* WHAT IS BEING ASKED
If a line below includes the string "Calcium", copy it.

* LISTED RECORDS
——
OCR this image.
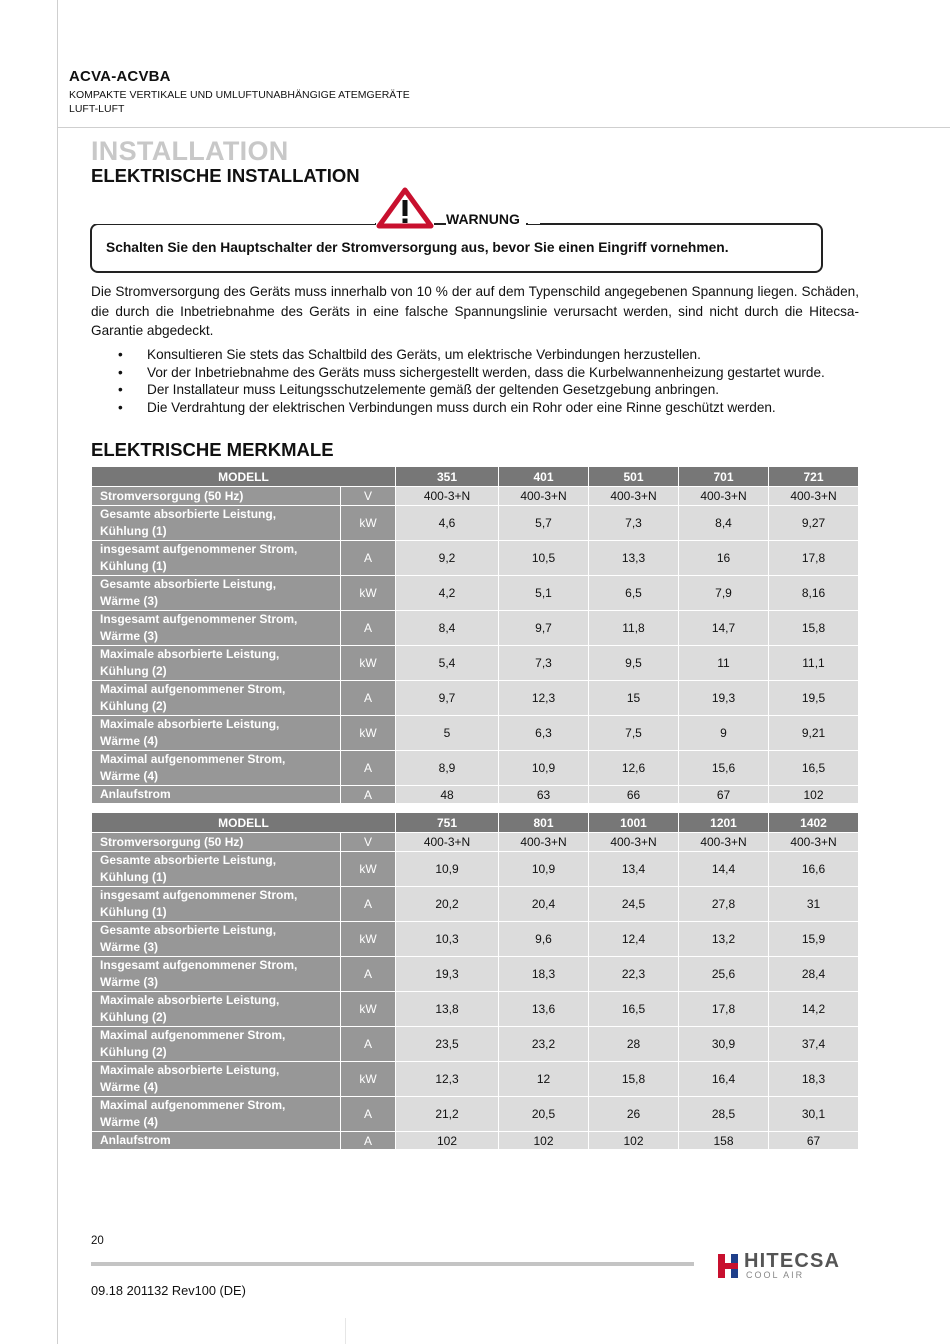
ACVA-ACVBA
KOMPAKTE VERTIKALE UND UMLUFTUNABHÄNGIGE ATEMGERÄTE
LUFT-LUFT
INSTALLATION
ELEKTRISCHE INSTALLATION
WARNUNG
Schalten Sie den Hauptschalter der Stromversorgung aus, bevor Sie einen Eingriff vornehmen.
Die Stromversorgung des Geräts muss innerhalb von 10 % der auf dem Typenschild angegebenen Spannung liegen. Schäden, die durch die Inbetriebnahme des Geräts in eine falsche Spannungslinie verursacht werden, sind nicht durch die Hitecsa-Garantie abgedeckt.
• Konsultieren Sie stets das Schaltbild des Geräts, um elektrische Verbindungen herzustellen.
• Vor der Inbetriebnahme des Geräts muss sichergestellt werden, dass die Kurbelwannenheizung gestartet wurde.
• Der Installateur muss Leitungsschutzelemente gemäß der geltenden Gesetzgebung anbringen.
• Die Verdrahtung der elektrischen Verbindungen muss durch ein Rohr oder eine Rinne geschützt werden.
ELEKTRISCHE MERKMALE
MODELL		351	401	501	701	721

Stromversorgung (50 Hz)	V	400-3+N	400-3+N	400-3+N	400-3+N	400-3+N

Gesamte absorbierte Leistung,
Kühlung (1)	kW	4,6	5,7	7,3	8,4	9,27

insgesamt aufgenommener Strom,
Kühlung (1)	A	9,2	10,5	13,3	16	17,8

Gesamte absorbierte Leistung,
Wärme (3)	kW	4,2	5,1	6,5	7,9	8,16

Insgesamt aufgenommener Strom,
Wärme (3)	A	8,4	9,7	11,8	14,7	15,8

Maximale absorbierte Leistung,
Kühlung (2)	kW	5,4	7,3	9,5	11	11,1

Maximal aufgenommener Strom,
Kühlung (2)	A	9,7	12,3	15	19,3	19,5

Maximale absorbierte Leistung,
Wärme (4)	kW	5	6,3	7,5	9	9,21

Maximal aufgenommener Strom,
Wärme (4)	A	8,9	10,9	12,6	15,6	16,5

Anlaufstrom	A	48	63	66	67	102
MODELL		751	801	1001	1201	1402

Stromversorgung (50 Hz)	V	400-3+N	400-3+N	400-3+N	400-3+N	400-3+N

Gesamte absorbierte Leistung,
Kühlung (1)	kW	10,9	10,9	13,4	14,4	16,6

insgesamt aufgenommener Strom,
Kühlung (1)	A	20,2	20,4	24,5	27,8	31

Gesamte absorbierte Leistung,
Wärme (3)	kW	10,3	9,6	12,4	13,2	15,9

Insgesamt aufgenommener Strom,
Wärme (3)	A	19,3	18,3	22,3	25,6	28,4

Maximale absorbierte Leistung,
Kühlung (2)	kW	13,8	13,6	16,5	17,8	14,2

Maximal aufgenommener Strom,
Kühlung (2)	A	23,5	23,2	28	30,9	37,4

Maximale absorbierte Leistung,
Wärme (4)	kW	12,3	12	15,8	16,4	18,3

Maximal aufgenommener Strom,
Wärme (4)	A	21,2	20,5	26	28,5	30,1

Anlaufstrom	A	102	102	102	158	67
20
09.18 201132 Rev100 (DE)
HITECSA
COOL AIR
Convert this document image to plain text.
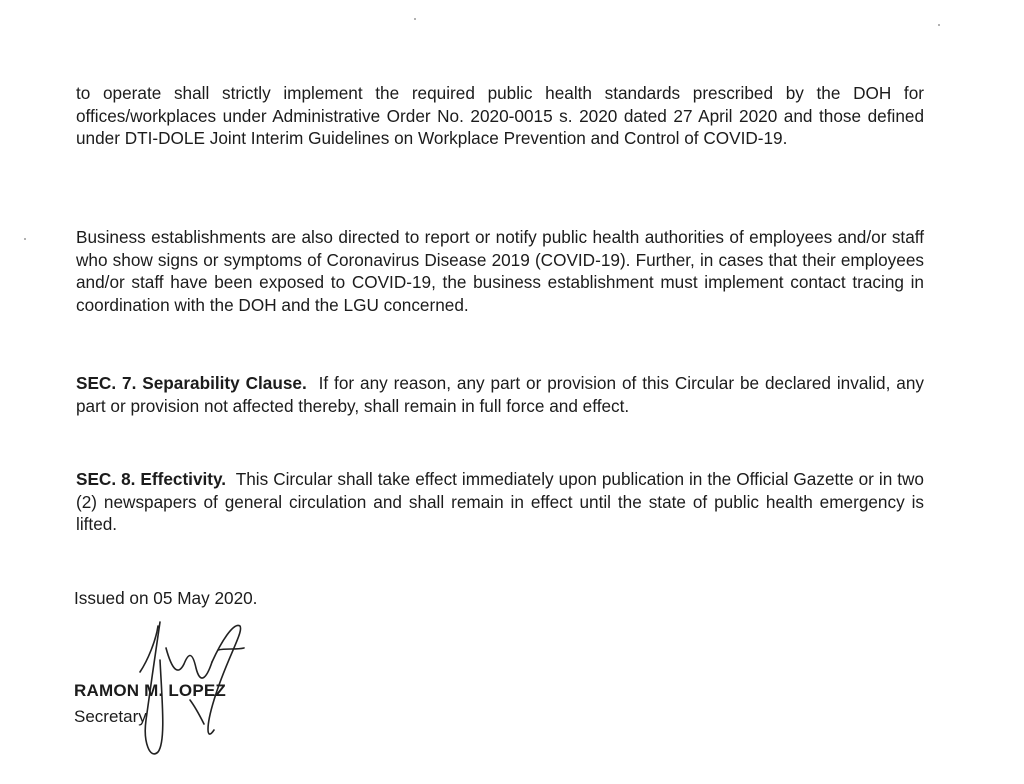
to operate shall strictly implement the required public health standards prescribed by the DOH for offices/workplaces under Administrative Order No. 2020-0015 s. 2020 dated 27 April 2020 and those defined under DTI-DOLE Joint Interim Guidelines on Workplace Prevention and Control of COVID-19.

Business establishments are also directed to report or notify public health authorities of employees and/or staff who show signs or symptoms of Coronavirus Disease 2019 (COVID-19). Further, in cases that their employees and/or staff have been exposed to COVID-19, the business establishment must implement contact tracing in coordination with the DOH and the LGU concerned.

SEC. 7. Separability Clause. If for any reason, any part or provision of this Circular be declared invalid, any part or provision not affected thereby, shall remain in full force and effect.

SEC. 8. Effectivity. This Circular shall take effect immediately upon publication in the Official Gazette or in two (2) newspapers of general circulation and shall remain in effect until the state of public health emergency is lifted.

Issued on 05 May 2020.

RAMON M. LOPEZ

Secretary
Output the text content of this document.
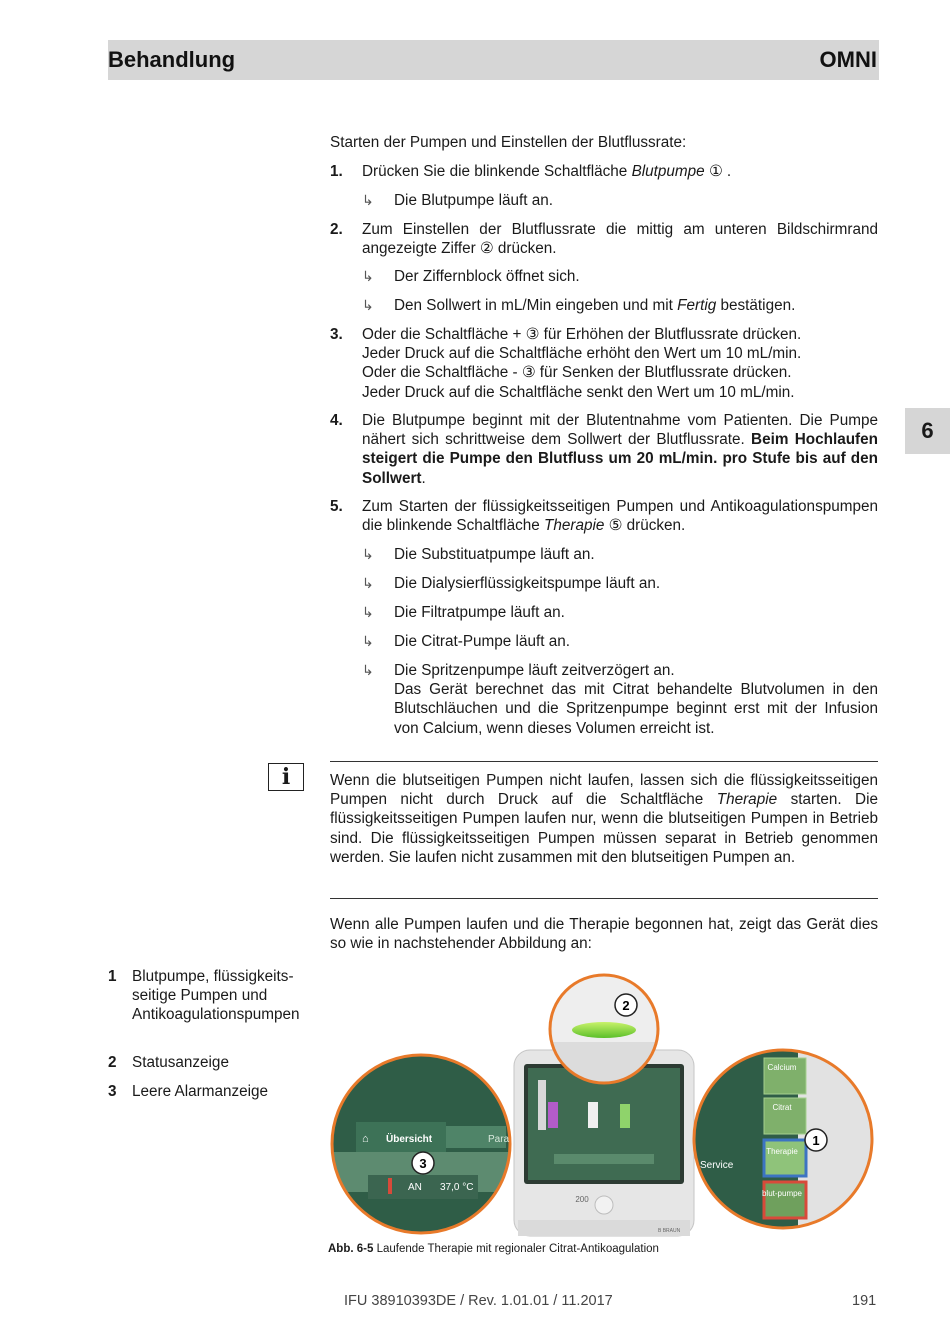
Behandlung	OMNI
6
Starten der Pumpen und Einstellen der Blutflussrate:
1. Drücken Sie die blinkende Schaltfläche Blutpumpe ① .
↳ Die Blutpumpe läuft an.
2. Zum Einstellen der Blutflussrate die mittig am unteren Bildschirmrand angezeigte Ziffer ② drücken.
↳ Der Ziffernblock öffnet sich.
↳ Den Sollwert in mL/Min eingeben und mit Fertig bestätigen.
3. Oder die Schaltfläche + ③ für Erhöhen der Blutflussrate drücken.
Jeder Druck auf die Schaltfläche erhöht den Wert um 10 mL/min.
Oder die Schaltfläche - ③ für Senken der Blutflussrate drücken.
Jeder Druck auf die Schaltfläche senkt den Wert um 10 mL/min.
4. Die Blutpumpe beginnt mit der Blutentnahme vom Patienten. Die Pumpe nähert sich schrittweise dem Sollwert der Blutflussrate. Beim Hochlaufen steigert die Pumpe den Blutfluss um 20 mL/min. pro Stufe bis auf den Sollwert.
5. Zum Starten der flüssigkeitsseitigen Pumpen und Antikoagulationspumpen die blinkende Schaltfläche Therapie ⑤ drücken.
↳ Die Substituatpumpe läuft an.
↳ Die Dialysierflüssigkeitspumpe läuft an.
↳ Die Filtratpumpe läuft an.
↳ Die Citrat-Pumpe läuft an.
↳ Die Spritzenpumpe läuft zeitverzögert an.
Das Gerät berechnet das mit Citrat behandelte Blutvolumen in den Blutschläuchen und die Spritzenpumpe beginnt erst mit der Infusion von Calcium, wenn dieses Volumen erreicht ist.
i	Wenn die blutseitigen Pumpen nicht laufen, lassen sich die flüssigkeitsseitigen Pumpen nicht durch Druck auf die Schaltfläche Therapie starten. Die flüssigkeitsseitigen Pumpen laufen nur, wenn die blutseitigen Pumpen in Betrieb sind. Die flüssigkeitsseitigen Pumpen müssen separat in Betrieb genommen werden. Sie laufen nicht zusammen mit den blutseitigen Pumpen an.
Wenn alle Pumpen laufen und die Therapie begonnen hat, zeigt das Gerät dies so wie in nachstehender Abbildung an:
1 Blutpumpe, flüssigkeitsseitige Pumpen und Antikoagulationspumpen
2 Statusanzeige
3 Leere Alarmanzeige
200
B BRAUN
⌂ Übersicht	Para
AN 37,0 °C
Calcium
Citrat
Therapie
blut-pumpe
Service
2
1
3
Abb. 6-5 Laufende Therapie mit regionaler Citrat-Antikoagulation
IFU 38910393DE / Rev. 1.01.01 / 11.2017	191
——
* YOUR SOLUTION
Das Gerät berechnet das mit Citrat behandelte Blutvolumen in den Blutschläuchen und die Spritzenpumpe beginnt erst mit der Infusion von Calcium, wenn dieses Volumen erreicht ist.
Calcium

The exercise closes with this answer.